* **Task requirements**
Write out the listing in full, matching it word for word.

* **Task inputs**

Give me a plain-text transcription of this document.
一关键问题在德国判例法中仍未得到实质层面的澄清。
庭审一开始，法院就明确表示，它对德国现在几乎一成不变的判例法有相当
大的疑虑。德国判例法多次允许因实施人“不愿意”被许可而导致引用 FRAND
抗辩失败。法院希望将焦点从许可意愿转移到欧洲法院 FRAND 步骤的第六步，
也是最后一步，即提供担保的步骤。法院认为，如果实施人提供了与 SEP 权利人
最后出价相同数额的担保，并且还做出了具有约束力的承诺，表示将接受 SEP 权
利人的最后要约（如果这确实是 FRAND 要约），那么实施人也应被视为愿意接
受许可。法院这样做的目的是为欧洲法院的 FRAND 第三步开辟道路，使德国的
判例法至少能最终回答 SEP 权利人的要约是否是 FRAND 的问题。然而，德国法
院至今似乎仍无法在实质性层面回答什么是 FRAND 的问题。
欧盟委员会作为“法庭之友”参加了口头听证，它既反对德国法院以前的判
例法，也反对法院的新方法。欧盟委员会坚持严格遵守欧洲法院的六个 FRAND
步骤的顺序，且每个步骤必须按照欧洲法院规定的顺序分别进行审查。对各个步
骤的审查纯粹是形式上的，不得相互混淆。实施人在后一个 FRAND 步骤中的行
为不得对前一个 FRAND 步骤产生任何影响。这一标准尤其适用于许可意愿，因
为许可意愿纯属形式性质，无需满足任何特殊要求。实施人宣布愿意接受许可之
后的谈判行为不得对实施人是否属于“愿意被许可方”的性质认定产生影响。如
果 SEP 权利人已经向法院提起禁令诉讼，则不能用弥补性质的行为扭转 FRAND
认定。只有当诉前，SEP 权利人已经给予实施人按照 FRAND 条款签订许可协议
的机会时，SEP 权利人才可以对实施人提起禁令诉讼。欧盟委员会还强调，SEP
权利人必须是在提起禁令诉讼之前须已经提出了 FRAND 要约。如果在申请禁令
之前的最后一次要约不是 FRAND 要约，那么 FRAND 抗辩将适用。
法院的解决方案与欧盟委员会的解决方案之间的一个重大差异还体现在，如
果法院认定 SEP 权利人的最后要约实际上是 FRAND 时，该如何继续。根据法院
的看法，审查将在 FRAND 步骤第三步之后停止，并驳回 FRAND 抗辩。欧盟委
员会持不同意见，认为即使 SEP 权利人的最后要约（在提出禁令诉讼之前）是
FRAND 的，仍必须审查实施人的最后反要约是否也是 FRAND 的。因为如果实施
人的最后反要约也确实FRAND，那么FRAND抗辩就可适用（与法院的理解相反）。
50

* **Final answer**
Give me a plain-text transcription of this document.
一关键问题在德国判例法中仍未得到实质层面的澄清。
庭审一开始，法院就明确表示，它对德国现在几乎一成不变的判例法有相当
大的疑虑。德国判例法多次允许因实施人“不愿意”被许可而导致引用 FRAND
抗辩失败。法院希望将焦点从许可意愿转移到欧洲法院 FRAND 步骤的第六步，
也是最后一步，即提供担保的步骤。法院认为，如果实施人提供了与 SEP 权利人
最后出价相同数额的担保，并且还做出了具有约束力的承诺，表示将接受 SEP 权
利人的最后要约（如果这确实是 FRAND 要约），那么实施人也应被视为愿意接
受许可。法院这样做的目的是为欧洲法院的 FRAND 第三步开辟道路，使德国的
判例法至少能最终回答 SEP 权利人的要约是否是 FRAND 的问题。然而，德国法
院至今似乎仍无法在实质性层面回答什么是 FRAND 的问题。
欧盟委员会作为“法庭之友”参加了口头听证，它既反对德国法院以前的判
例法，也反对法院的新方法。欧盟委员会坚持严格遵守欧洲法院的六个 FRAND
步骤的顺序，且每个步骤必须按照欧洲法院规定的顺序分别进行审查。对各个步
骤的审查纯粹是形式上的，不得相互混淆。实施人在后一个 FRAND 步骤中的行
为不得对前一个 FRAND 步骤产生任何影响。这一标准尤其适用于许可意愿，因
为许可意愿纯属形式性质，无需满足任何特殊要求。实施人宣布愿意接受许可之
后的谈判行为不得对实施人是否属于“愿意被许可方”的性质认定产生影响。如
果 SEP 权利人已经向法院提起禁令诉讼，则不能用弥补性质的行为扭转 FRAND
认定。只有当诉前，SEP 权利人已经给予实施人按照 FRAND 条款签订许可协议
的机会时，SEP 权利人才可以对实施人提起禁令诉讼。欧盟委员会还强调，SEP
权利人必须是在提起禁令诉讼之前须已经提出了 FRAND 要约。如果在申请禁令
之前的最后一次要约不是 FRAND 要约，那么 FRAND 抗辩将适用。
法院的解决方案与欧盟委员会的解决方案之间的一个重大差异还体现在，如
果法院认定 SEP 权利人的最后要约实际上是 FRAND 时，该如何继续。根据法院
的看法，审查将在 FRAND 步骤第三步之后停止，并驳回 FRAND 抗辩。欧盟委
员会持不同意见，认为即使 SEP 权利人的最后要约（在提出禁令诉讼之前）是
FRAND 的，仍必须审查实施人的最后反要约是否也是 FRAND 的。因为如果实施
人的最后反要约也确实FRAND，那么FRAND抗辩就可适用（与法院的理解相反）。
50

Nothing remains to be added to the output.